Chart and figure data
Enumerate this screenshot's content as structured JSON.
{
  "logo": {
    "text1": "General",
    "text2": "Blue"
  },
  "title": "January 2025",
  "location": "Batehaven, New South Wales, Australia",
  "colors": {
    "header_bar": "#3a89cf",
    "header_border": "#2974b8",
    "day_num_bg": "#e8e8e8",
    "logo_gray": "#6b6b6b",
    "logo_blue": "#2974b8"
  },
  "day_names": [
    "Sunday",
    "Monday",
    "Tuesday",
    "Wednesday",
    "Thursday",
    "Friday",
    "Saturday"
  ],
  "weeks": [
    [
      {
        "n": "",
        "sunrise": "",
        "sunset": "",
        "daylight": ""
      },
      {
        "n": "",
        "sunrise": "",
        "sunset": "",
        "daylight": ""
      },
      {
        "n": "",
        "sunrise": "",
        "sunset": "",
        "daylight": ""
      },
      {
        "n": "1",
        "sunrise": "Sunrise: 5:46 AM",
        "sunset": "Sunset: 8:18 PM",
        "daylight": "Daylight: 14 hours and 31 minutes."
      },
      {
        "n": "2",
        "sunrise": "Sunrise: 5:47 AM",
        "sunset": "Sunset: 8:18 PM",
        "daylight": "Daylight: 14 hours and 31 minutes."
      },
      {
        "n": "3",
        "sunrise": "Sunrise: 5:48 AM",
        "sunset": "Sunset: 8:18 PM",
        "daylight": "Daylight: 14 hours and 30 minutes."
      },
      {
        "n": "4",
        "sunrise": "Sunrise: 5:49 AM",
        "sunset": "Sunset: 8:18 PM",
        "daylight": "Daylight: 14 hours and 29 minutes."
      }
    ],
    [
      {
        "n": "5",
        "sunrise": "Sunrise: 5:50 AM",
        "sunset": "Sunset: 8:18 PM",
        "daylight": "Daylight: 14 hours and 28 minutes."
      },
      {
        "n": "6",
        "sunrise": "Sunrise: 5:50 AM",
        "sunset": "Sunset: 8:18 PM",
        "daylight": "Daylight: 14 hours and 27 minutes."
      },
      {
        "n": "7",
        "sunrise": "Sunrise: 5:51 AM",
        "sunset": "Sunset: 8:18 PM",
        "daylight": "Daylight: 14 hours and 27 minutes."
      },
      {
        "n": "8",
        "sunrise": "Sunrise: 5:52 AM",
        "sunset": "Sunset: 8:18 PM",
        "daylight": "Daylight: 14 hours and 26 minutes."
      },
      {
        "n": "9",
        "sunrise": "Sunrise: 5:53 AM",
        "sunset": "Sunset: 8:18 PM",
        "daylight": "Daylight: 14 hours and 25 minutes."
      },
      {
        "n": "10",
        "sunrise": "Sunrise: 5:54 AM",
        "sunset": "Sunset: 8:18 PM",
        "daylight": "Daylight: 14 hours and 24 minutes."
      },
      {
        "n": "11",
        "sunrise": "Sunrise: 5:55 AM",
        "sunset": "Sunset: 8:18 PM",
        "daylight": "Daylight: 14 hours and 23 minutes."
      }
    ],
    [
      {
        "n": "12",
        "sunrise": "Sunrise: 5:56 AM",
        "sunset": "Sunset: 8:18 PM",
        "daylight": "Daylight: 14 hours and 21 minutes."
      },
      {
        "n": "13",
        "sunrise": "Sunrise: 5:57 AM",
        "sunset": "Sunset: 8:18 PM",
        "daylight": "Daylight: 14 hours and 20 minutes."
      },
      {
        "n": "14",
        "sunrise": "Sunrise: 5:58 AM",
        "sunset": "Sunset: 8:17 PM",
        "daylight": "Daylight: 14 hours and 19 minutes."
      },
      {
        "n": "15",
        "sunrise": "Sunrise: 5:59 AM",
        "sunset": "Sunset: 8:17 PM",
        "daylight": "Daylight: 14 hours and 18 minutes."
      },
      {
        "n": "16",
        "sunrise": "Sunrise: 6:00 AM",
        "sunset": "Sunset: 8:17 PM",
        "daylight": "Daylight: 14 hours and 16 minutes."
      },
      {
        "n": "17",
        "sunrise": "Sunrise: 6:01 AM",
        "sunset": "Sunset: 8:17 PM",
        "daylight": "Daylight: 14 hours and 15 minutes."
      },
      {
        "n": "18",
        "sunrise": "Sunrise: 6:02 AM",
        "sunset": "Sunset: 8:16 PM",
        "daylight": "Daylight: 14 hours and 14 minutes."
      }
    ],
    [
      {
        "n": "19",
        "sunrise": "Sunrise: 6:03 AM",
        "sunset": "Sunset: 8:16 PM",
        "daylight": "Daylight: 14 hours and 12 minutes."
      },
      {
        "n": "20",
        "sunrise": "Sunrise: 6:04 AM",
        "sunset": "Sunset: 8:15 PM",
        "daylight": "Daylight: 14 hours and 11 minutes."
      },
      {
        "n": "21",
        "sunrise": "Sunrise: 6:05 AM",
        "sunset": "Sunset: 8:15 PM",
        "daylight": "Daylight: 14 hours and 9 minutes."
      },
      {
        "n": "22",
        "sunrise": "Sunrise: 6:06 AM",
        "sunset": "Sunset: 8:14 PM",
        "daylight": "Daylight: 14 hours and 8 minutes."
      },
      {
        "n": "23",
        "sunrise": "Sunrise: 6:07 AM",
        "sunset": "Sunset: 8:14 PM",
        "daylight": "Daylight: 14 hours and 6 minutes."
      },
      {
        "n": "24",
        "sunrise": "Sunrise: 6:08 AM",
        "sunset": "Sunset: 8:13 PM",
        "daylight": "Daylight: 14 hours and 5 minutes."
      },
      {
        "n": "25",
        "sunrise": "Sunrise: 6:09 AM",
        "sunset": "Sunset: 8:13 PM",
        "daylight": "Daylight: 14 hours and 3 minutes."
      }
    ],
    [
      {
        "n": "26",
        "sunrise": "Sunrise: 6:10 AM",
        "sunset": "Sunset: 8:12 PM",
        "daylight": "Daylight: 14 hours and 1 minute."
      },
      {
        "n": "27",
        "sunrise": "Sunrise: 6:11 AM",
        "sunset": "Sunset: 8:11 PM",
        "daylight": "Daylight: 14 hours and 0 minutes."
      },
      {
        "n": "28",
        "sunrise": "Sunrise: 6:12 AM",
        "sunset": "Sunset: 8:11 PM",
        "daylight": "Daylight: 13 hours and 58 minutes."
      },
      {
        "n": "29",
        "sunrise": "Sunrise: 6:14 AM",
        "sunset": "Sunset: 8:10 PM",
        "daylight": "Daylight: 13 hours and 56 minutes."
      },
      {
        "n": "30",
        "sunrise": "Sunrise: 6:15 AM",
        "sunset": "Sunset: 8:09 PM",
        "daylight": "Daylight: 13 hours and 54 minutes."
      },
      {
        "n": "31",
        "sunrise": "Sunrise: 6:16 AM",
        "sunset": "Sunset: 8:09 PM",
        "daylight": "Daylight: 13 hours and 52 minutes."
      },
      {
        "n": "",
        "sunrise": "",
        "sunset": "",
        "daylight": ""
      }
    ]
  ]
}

• [What you have to do] Restate the whole listing exactly, leaving out nothing.

• [Exercise solution]
Enumerate this screenshot's content as structured JSON.
{
  "logo": {
    "text1": "General",
    "text2": "Blue"
  },
  "title": "January 2025",
  "location": "Batehaven, New South Wales, Australia",
  "colors": {
    "header_bar": "#3a89cf",
    "header_border": "#2974b8",
    "day_num_bg": "#e8e8e8",
    "logo_gray": "#6b6b6b",
    "logo_blue": "#2974b8"
  },
  "day_names": [
    "Sunday",
    "Monday",
    "Tuesday",
    "Wednesday",
    "Thursday",
    "Friday",
    "Saturday"
  ],
  "weeks": [
    [
      {
        "n": "",
        "sunrise": "",
        "sunset": "",
        "daylight": ""
      },
      {
        "n": "",
        "sunrise": "",
        "sunset": "",
        "daylight": ""
      },
      {
        "n": "",
        "sunrise": "",
        "sunset": "",
        "daylight": ""
      },
      {
        "n": "1",
        "sunrise": "Sunrise: 5:46 AM",
        "sunset": "Sunset: 8:18 PM",
        "daylight": "Daylight: 14 hours and 31 minutes."
      },
      {
        "n": "2",
        "sunrise": "Sunrise: 5:47 AM",
        "sunset": "Sunset: 8:18 PM",
        "daylight": "Daylight: 14 hours and 31 minutes."
      },
      {
        "n": "3",
        "sunrise": "Sunrise: 5:48 AM",
        "sunset": "Sunset: 8:18 PM",
        "daylight": "Daylight: 14 hours and 30 minutes."
      },
      {
        "n": "4",
        "sunrise": "Sunrise: 5:49 AM",
        "sunset": "Sunset: 8:18 PM",
        "daylight": "Daylight: 14 hours and 29 minutes."
      }
    ],
    [
      {
        "n": "5",
        "sunrise": "Sunrise: 5:50 AM",
        "sunset": "Sunset: 8:18 PM",
        "daylight": "Daylight: 14 hours and 28 minutes."
      },
      {
        "n": "6",
        "sunrise": "Sunrise: 5:50 AM",
        "sunset": "Sunset: 8:18 PM",
        "daylight": "Daylight: 14 hours and 27 minutes."
      },
      {
        "n": "7",
        "sunrise": "Sunrise: 5:51 AM",
        "sunset": "Sunset: 8:18 PM",
        "daylight": "Daylight: 14 hours and 27 minutes."
      },
      {
        "n": "8",
        "sunrise": "Sunrise: 5:52 AM",
        "sunset": "Sunset: 8:18 PM",
        "daylight": "Daylight: 14 hours and 26 minutes."
      },
      {
        "n": "9",
        "sunrise": "Sunrise: 5:53 AM",
        "sunset": "Sunset: 8:18 PM",
        "daylight": "Daylight: 14 hours and 25 minutes."
      },
      {
        "n": "10",
        "sunrise": "Sunrise: 5:54 AM",
        "sunset": "Sunset: 8:18 PM",
        "daylight": "Daylight: 14 hours and 24 minutes."
      },
      {
        "n": "11",
        "sunrise": "Sunrise: 5:55 AM",
        "sunset": "Sunset: 8:18 PM",
        "daylight": "Daylight: 14 hours and 23 minutes."
      }
    ],
    [
      {
        "n": "12",
        "sunrise": "Sunrise: 5:56 AM",
        "sunset": "Sunset: 8:18 PM",
        "daylight": "Daylight: 14 hours and 21 minutes."
      },
      {
        "n": "13",
        "sunrise": "Sunrise: 5:57 AM",
        "sunset": "Sunset: 8:18 PM",
        "daylight": "Daylight: 14 hours and 20 minutes."
      },
      {
        "n": "14",
        "sunrise": "Sunrise: 5:58 AM",
        "sunset": "Sunset: 8:17 PM",
        "daylight": "Daylight: 14 hours and 19 minutes."
      },
      {
        "n": "15",
        "sunrise": "Sunrise: 5:59 AM",
        "sunset": "Sunset: 8:17 PM",
        "daylight": "Daylight: 14 hours and 18 minutes."
      },
      {
        "n": "16",
        "sunrise": "Sunrise: 6:00 AM",
        "sunset": "Sunset: 8:17 PM",
        "daylight": "Daylight: 14 hours and 16 minutes."
      },
      {
        "n": "17",
        "sunrise": "Sunrise: 6:01 AM",
        "sunset": "Sunset: 8:17 PM",
        "daylight": "Daylight: 14 hours and 15 minutes."
      },
      {
        "n": "18",
        "sunrise": "Sunrise: 6:02 AM",
        "sunset": "Sunset: 8:16 PM",
        "daylight": "Daylight: 14 hours and 14 minutes."
      }
    ],
    [
      {
        "n": "19",
        "sunrise": "Sunrise: 6:03 AM",
        "sunset": "Sunset: 8:16 PM",
        "daylight": "Daylight: 14 hours and 12 minutes."
      },
      {
        "n": "20",
        "sunrise": "Sunrise: 6:04 AM",
        "sunset": "Sunset: 8:15 PM",
        "daylight": "Daylight: 14 hours and 11 minutes."
      },
      {
        "n": "21",
        "sunrise": "Sunrise: 6:05 AM",
        "sunset": "Sunset: 8:15 PM",
        "daylight": "Daylight: 14 hours and 9 minutes."
      },
      {
        "n": "22",
        "sunrise": "Sunrise: 6:06 AM",
        "sunset": "Sunset: 8:14 PM",
        "daylight": "Daylight: 14 hours and 8 minutes."
      },
      {
        "n": "23",
        "sunrise": "Sunrise: 6:07 AM",
        "sunset": "Sunset: 8:14 PM",
        "daylight": "Daylight: 14 hours and 6 minutes."
      },
      {
        "n": "24",
        "sunrise": "Sunrise: 6:08 AM",
        "sunset": "Sunset: 8:13 PM",
        "daylight": "Daylight: 14 hours and 5 minutes."
      },
      {
        "n": "25",
        "sunrise": "Sunrise: 6:09 AM",
        "sunset": "Sunset: 8:13 PM",
        "daylight": "Daylight: 14 hours and 3 minutes."
      }
    ],
    [
      {
        "n": "26",
        "sunrise": "Sunrise: 6:10 AM",
        "sunset": "Sunset: 8:12 PM",
        "daylight": "Daylight: 14 hours and 1 minute."
      },
      {
        "n": "27",
        "sunrise": "Sunrise: 6:11 AM",
        "sunset": "Sunset: 8:11 PM",
        "daylight": "Daylight: 14 hours and 0 minutes."
      },
      {
        "n": "28",
        "sunrise": "Sunrise: 6:12 AM",
        "sunset": "Sunset: 8:11 PM",
        "daylight": "Daylight: 13 hours and 58 minutes."
      },
      {
        "n": "29",
        "sunrise": "Sunrise: 6:14 AM",
        "sunset": "Sunset: 8:10 PM",
        "daylight": "Daylight: 13 hours and 56 minutes."
      },
      {
        "n": "30",
        "sunrise": "Sunrise: 6:15 AM",
        "sunset": "Sunset: 8:09 PM",
        "daylight": "Daylight: 13 hours and 54 minutes."
      },
      {
        "n": "31",
        "sunrise": "Sunrise: 6:16 AM",
        "sunset": "Sunset: 8:09 PM",
        "daylight": "Daylight: 13 hours and 52 minutes."
      },
      {
        "n": "",
        "sunrise": "",
        "sunset": "",
        "daylight": ""
      }
    ]
  ]
}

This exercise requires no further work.